What the exercise asks> In the entries, find all lines that hold the word "South" and copy them.

A block of data

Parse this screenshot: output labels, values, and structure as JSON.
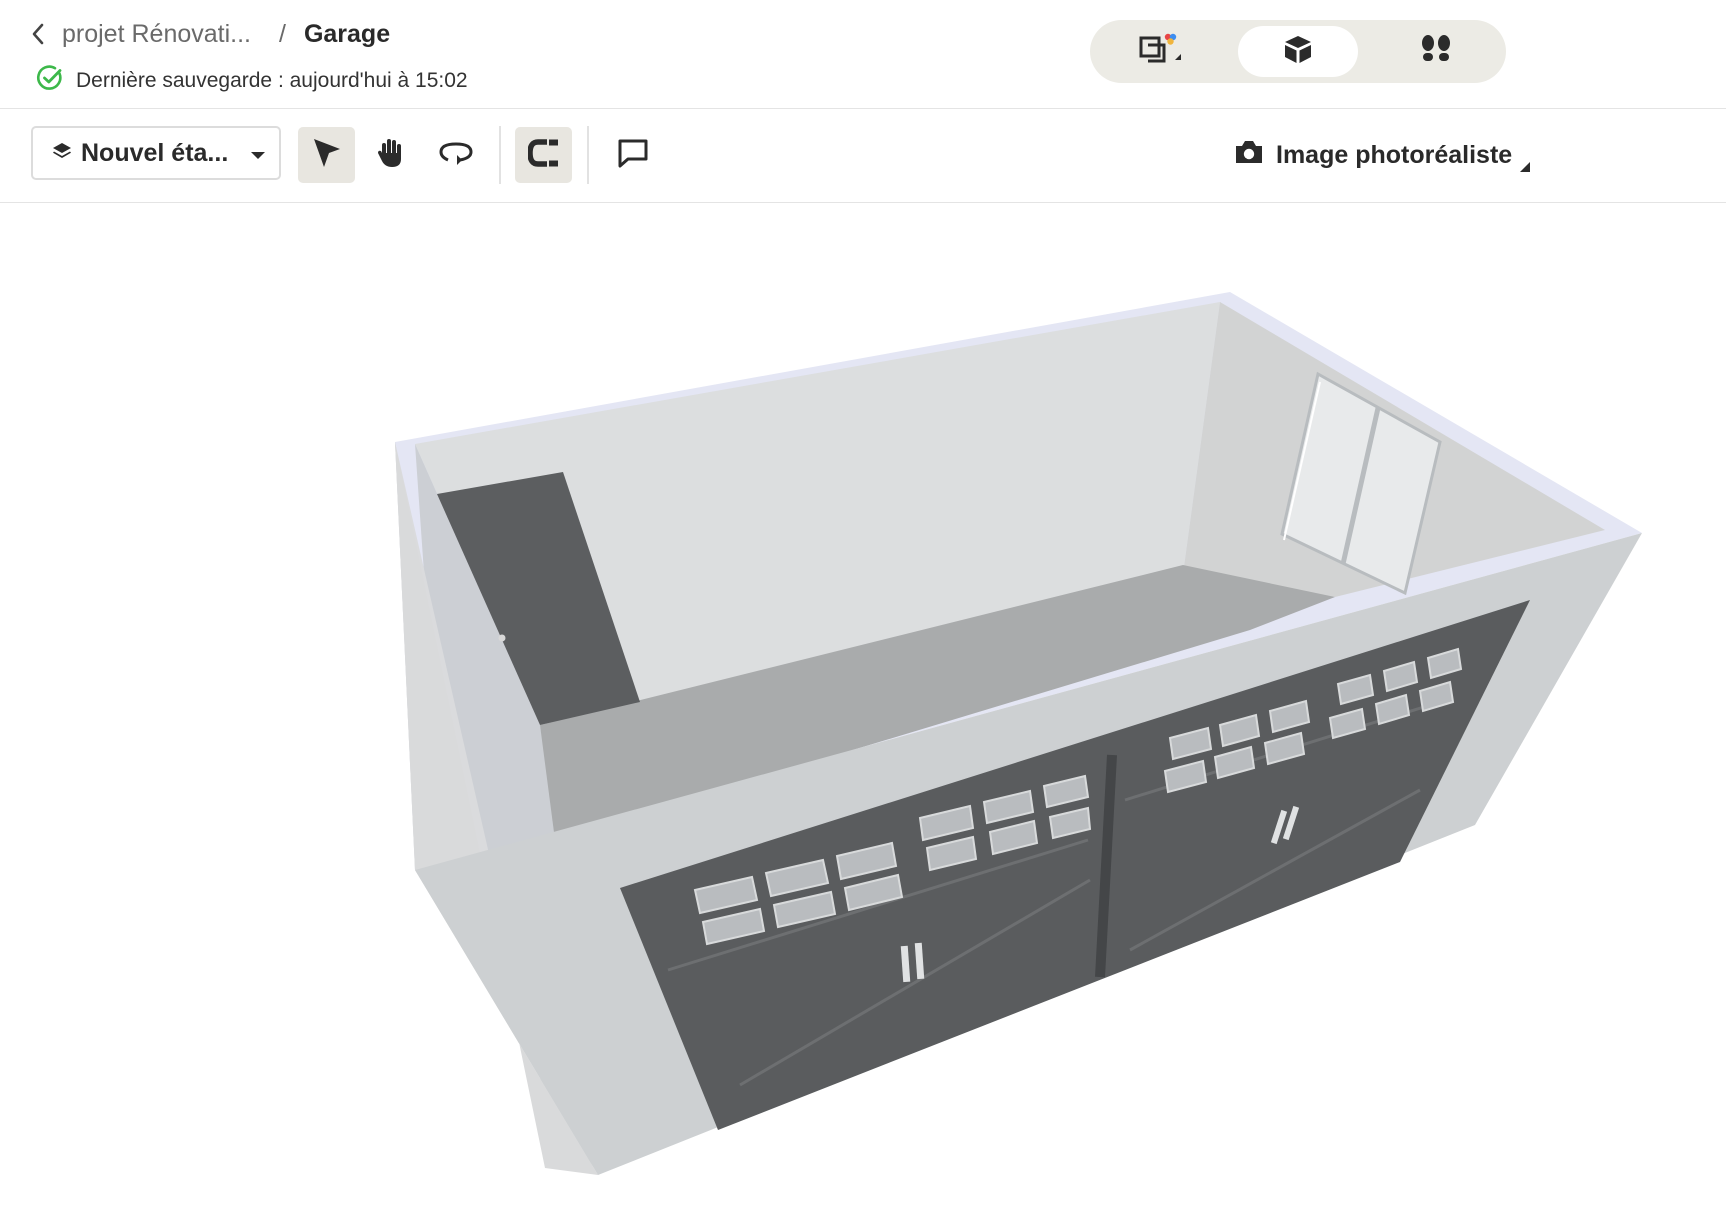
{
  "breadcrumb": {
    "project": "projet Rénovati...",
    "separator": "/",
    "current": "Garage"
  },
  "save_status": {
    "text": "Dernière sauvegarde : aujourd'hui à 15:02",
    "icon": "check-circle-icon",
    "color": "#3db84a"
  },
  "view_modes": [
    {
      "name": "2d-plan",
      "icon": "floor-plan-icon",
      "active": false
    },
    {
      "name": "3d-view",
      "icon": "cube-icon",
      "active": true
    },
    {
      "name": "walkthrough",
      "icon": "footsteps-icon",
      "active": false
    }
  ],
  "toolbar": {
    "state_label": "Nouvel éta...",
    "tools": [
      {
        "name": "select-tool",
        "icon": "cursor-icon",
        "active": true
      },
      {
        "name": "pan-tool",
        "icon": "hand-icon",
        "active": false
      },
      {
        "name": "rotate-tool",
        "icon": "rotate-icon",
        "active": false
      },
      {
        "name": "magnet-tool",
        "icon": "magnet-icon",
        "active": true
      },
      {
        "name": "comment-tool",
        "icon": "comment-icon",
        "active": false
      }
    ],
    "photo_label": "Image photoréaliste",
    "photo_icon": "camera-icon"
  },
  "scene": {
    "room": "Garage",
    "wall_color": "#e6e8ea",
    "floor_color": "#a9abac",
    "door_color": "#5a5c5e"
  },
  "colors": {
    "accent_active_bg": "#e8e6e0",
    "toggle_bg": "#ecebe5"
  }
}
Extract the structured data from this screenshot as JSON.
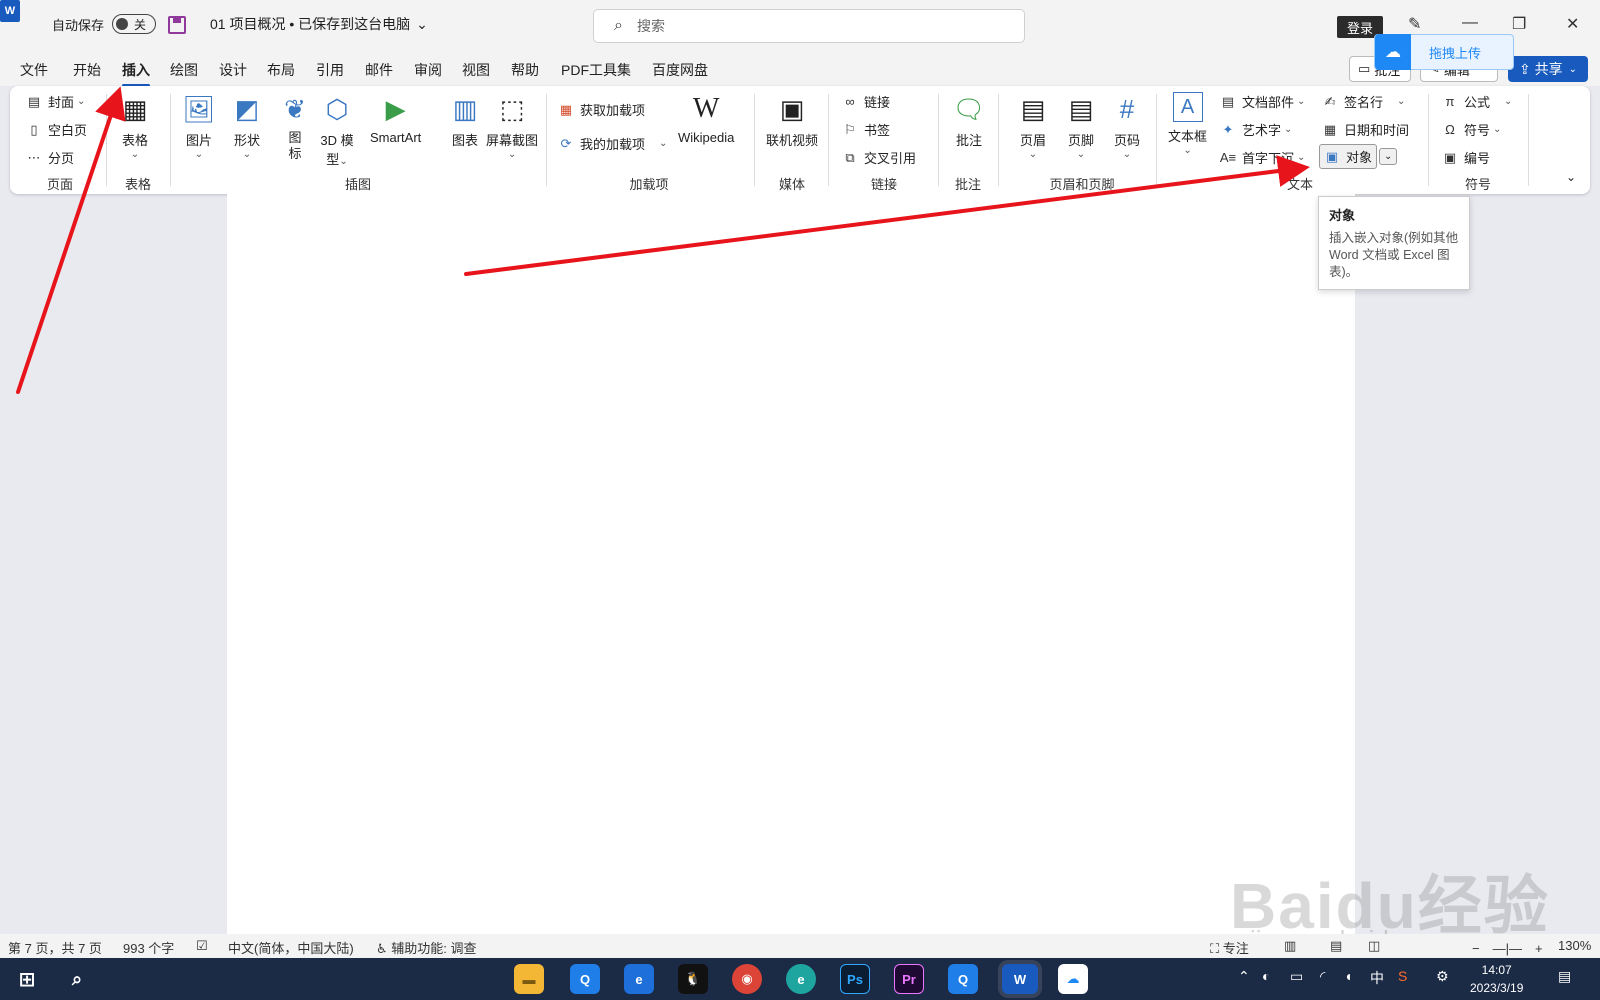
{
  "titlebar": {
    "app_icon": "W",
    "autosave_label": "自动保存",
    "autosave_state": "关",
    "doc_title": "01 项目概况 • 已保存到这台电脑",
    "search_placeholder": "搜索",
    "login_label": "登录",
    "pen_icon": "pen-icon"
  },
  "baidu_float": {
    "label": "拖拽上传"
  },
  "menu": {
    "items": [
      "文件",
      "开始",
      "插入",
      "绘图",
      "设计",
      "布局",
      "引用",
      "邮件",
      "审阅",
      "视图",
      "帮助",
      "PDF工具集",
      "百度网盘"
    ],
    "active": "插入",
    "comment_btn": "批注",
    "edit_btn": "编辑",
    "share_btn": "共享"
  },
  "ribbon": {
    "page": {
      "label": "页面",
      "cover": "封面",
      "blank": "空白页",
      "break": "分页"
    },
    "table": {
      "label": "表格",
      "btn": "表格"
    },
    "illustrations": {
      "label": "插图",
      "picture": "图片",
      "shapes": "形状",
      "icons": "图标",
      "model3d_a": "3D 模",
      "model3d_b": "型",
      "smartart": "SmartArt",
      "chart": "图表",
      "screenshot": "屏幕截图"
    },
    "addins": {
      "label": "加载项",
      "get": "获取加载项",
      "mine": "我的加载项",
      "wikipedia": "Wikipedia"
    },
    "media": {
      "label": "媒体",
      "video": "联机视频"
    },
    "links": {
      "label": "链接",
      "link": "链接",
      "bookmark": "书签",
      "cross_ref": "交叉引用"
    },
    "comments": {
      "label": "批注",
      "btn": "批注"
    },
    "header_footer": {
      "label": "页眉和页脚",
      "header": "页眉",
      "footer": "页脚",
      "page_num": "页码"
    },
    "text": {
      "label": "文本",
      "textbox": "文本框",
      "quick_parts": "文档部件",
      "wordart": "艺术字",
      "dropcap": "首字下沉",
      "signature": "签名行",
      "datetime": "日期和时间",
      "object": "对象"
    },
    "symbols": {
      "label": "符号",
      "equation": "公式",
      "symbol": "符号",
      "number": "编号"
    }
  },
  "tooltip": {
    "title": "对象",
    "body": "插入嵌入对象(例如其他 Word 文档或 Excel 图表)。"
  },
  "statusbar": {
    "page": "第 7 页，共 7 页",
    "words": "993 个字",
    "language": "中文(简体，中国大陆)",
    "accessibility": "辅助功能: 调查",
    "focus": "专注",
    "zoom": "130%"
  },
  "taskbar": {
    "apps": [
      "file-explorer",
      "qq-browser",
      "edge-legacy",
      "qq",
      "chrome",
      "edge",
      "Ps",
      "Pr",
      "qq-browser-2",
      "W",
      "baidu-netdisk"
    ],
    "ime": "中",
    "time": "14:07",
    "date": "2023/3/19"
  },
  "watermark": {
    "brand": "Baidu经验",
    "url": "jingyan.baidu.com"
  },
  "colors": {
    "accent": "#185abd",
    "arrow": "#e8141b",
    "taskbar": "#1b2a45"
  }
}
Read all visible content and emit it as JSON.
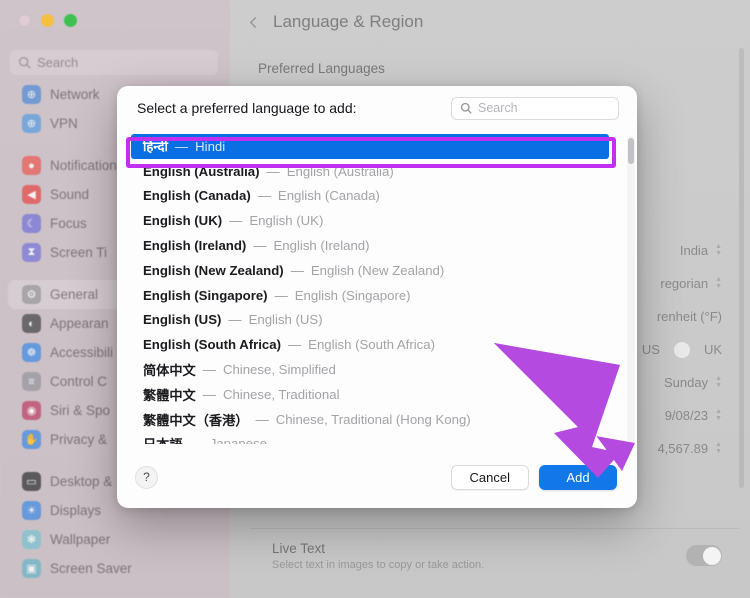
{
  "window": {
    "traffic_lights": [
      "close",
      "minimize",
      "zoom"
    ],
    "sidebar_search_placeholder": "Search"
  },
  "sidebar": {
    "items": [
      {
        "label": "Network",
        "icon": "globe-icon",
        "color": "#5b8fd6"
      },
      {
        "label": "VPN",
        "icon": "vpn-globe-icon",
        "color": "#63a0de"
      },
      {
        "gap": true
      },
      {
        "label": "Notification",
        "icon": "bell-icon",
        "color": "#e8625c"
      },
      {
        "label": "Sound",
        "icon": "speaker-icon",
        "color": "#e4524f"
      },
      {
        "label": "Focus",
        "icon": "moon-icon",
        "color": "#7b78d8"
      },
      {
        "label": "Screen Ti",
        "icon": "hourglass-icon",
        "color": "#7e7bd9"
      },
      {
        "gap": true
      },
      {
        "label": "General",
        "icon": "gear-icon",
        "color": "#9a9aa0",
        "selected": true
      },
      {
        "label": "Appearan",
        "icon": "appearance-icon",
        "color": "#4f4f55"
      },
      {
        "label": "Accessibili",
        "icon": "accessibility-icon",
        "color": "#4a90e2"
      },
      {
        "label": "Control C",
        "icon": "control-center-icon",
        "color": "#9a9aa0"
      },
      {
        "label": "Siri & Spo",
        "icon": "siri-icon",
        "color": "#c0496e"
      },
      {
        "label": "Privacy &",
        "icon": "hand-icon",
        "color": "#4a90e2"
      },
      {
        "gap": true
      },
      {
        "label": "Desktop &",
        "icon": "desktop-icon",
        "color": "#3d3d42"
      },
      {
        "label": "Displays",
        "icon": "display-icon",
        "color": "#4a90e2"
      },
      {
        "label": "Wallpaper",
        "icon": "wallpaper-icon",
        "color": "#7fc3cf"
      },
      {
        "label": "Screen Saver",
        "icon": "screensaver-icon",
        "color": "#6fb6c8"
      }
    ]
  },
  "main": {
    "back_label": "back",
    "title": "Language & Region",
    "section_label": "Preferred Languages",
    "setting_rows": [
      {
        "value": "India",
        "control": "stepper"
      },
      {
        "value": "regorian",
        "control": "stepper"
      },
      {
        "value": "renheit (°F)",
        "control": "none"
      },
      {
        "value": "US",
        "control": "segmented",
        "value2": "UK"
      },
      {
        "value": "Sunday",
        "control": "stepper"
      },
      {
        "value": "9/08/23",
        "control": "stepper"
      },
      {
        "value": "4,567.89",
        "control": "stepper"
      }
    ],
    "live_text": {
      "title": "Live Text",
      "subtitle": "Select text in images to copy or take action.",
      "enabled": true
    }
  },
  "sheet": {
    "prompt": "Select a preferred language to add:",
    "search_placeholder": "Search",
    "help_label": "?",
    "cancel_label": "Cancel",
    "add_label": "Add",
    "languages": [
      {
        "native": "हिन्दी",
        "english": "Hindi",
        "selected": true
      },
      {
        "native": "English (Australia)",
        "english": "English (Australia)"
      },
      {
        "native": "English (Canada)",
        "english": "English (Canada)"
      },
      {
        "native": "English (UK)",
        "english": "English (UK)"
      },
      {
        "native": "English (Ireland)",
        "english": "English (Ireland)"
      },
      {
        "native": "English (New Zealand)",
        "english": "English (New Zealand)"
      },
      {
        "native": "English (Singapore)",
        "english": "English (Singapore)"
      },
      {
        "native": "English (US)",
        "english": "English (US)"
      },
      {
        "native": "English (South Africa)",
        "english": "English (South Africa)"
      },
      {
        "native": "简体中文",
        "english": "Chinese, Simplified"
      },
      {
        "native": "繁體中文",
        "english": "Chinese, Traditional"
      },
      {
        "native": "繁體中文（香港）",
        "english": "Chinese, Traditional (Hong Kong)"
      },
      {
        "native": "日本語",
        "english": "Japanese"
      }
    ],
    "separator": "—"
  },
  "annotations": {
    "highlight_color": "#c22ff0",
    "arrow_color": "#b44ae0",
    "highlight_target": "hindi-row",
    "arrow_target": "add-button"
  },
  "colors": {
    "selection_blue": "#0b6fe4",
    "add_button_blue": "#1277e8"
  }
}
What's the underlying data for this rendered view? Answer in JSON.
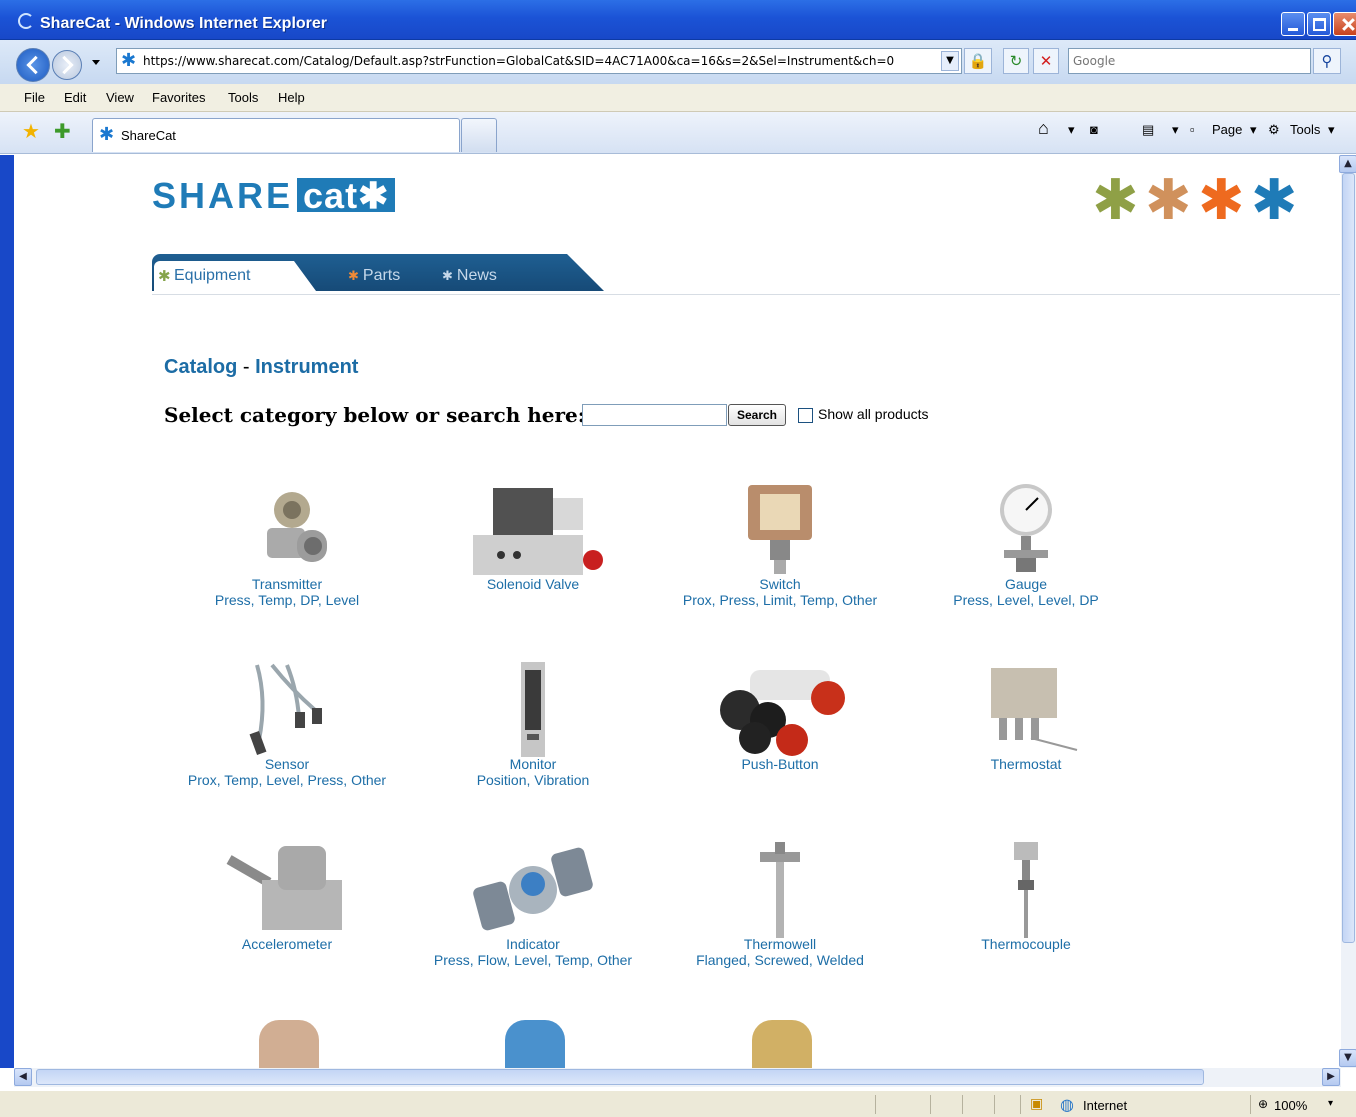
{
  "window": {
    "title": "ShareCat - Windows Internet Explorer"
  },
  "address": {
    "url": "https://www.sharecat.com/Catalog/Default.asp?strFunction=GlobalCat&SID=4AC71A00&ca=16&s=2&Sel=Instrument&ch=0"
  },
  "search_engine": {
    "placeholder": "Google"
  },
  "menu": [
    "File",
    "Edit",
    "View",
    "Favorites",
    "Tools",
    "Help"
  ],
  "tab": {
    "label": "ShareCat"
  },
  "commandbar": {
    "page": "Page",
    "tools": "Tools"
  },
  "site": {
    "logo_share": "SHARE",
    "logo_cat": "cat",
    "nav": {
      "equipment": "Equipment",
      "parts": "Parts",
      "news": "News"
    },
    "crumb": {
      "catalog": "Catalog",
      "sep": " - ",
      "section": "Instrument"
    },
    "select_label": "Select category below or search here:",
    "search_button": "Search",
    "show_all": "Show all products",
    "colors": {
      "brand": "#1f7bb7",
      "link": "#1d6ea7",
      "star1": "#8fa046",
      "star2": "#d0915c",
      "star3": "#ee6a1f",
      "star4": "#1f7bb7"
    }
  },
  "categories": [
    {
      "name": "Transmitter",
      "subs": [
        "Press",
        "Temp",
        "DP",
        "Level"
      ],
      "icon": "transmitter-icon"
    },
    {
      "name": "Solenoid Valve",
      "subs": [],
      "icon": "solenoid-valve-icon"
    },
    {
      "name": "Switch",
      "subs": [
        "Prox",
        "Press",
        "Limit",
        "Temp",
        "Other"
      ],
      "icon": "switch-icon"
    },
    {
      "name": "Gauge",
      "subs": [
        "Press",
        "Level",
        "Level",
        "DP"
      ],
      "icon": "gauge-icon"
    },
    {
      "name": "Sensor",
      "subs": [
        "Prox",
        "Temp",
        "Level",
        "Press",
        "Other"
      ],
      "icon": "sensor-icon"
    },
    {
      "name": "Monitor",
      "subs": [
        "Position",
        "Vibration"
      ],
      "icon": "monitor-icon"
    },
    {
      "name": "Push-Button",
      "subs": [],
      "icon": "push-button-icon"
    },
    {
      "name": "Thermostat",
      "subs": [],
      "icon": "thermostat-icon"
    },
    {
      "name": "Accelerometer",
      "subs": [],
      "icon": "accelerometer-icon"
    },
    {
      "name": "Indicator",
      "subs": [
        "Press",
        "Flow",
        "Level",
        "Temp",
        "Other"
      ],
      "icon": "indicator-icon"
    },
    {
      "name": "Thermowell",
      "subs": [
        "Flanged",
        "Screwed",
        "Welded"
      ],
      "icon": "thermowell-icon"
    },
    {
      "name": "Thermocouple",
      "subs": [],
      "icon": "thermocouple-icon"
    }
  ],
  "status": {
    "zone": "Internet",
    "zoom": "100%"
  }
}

Result for this task>
        "native": "English (South Africa)",
        "english": "English (South Africa)"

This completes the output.